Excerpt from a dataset
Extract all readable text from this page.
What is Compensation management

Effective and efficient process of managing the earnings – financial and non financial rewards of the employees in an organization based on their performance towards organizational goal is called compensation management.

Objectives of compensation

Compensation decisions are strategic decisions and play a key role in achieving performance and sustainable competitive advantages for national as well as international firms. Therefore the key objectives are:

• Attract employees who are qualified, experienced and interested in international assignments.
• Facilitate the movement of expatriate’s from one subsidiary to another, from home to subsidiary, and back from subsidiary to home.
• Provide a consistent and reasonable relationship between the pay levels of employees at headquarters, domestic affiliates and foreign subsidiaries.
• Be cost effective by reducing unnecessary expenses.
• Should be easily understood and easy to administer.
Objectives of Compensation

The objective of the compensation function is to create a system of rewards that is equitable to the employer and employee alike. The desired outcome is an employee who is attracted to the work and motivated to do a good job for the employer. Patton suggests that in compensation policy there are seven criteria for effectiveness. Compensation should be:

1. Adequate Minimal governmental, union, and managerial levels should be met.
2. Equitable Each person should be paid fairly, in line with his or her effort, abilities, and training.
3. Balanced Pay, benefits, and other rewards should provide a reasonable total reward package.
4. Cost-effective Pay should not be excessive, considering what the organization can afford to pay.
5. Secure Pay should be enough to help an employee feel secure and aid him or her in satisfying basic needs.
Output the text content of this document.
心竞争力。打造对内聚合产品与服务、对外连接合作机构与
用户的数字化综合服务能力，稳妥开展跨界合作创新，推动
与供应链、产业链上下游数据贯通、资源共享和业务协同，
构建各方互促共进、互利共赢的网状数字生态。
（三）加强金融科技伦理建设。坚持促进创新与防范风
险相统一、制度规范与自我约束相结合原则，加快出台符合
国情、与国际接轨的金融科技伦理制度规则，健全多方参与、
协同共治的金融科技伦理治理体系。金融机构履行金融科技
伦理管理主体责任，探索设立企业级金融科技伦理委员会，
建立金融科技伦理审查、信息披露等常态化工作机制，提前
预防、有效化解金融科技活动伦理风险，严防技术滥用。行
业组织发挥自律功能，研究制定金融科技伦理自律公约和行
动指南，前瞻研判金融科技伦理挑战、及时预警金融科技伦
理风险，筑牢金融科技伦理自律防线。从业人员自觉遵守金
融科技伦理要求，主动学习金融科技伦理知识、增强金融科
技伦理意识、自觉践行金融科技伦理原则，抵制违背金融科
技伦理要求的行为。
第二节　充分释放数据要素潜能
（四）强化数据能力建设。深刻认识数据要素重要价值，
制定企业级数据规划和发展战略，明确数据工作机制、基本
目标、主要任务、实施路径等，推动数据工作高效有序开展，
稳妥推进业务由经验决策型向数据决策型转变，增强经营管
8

> [Exercise goal] Give an exact copy of all the data shown above.

> [Solution for this problem]
Extract all readable text from this page.
What is Compensation management

Effective and efficient process of managing the earnings – financial and non financial rewards of the employees in an organization based on their performance towards organizational goal is called compensation management.

Objectives of compensation

Compensation decisions are strategic decisions and play a key role in achieving performance and sustainable competitive advantages for national as well as international firms. Therefore the key objectives are:

• Attract employees who are qualified, experienced and interested in international assignments.
• Facilitate the movement of expatriate’s from one subsidiary to another, from home to subsidiary, and back from subsidiary to home.
• Provide a consistent and reasonable relationship between the pay levels of employees at headquarters, domestic affiliates and foreign subsidiaries.
• Be cost effective by reducing unnecessary expenses.
• Should be easily understood and easy to administer.
Objectives of Compensation

The objective of the compensation function is to create a system of rewards that is equitable to the employer and employee alike. The desired outcome is an employee who is attracted to the work and motivated to do a good job for the employer. Patton suggests that in compensation policy there are seven criteria for effectiveness. Compensation should be:

1. Adequate Minimal governmental, union, and managerial levels should be met.
2. Equitable Each person should be paid fairly, in line with his or her effort, abilities, and training.
3. Balanced Pay, benefits, and other rewards should provide a reasonable total reward package.
4. Cost-effective Pay should not be excessive, considering what the organization can afford to pay.
5. Secure Pay should be enough to help an employee feel secure and aid him or her in satisfying basic needs.
Output the text content of this document.
心竞争力。打造对内聚合产品与服务、对外连接合作机构与
用户的数字化综合服务能力，稳妥开展跨界合作创新，推动
与供应链、产业链上下游数据贯通、资源共享和业务协同，
构建各方互促共进、互利共赢的网状数字生态。
（三）加强金融科技伦理建设。坚持促进创新与防范风
险相统一、制度规范与自我约束相结合原则，加快出台符合
国情、与国际接轨的金融科技伦理制度规则，健全多方参与、
协同共治的金融科技伦理治理体系。金融机构履行金融科技
伦理管理主体责任，探索设立企业级金融科技伦理委员会，
建立金融科技伦理审查、信息披露等常态化工作机制，提前
预防、有效化解金融科技活动伦理风险，严防技术滥用。行
业组织发挥自律功能，研究制定金融科技伦理自律公约和行
动指南，前瞻研判金融科技伦理挑战、及时预警金融科技伦
理风险，筑牢金融科技伦理自律防线。从业人员自觉遵守金
融科技伦理要求，主动学习金融科技伦理知识、增强金融科
技伦理意识、自觉践行金融科技伦理原则，抵制违背金融科
技伦理要求的行为。
第二节　充分释放数据要素潜能
（四）强化数据能力建设。深刻认识数据要素重要价值，
制定企业级数据规划和发展战略，明确数据工作机制、基本
目标、主要任务、实施路径等，推动数据工作高效有序开展，
稳妥推进业务由经验决策型向数据决策型转变，增强经营管
8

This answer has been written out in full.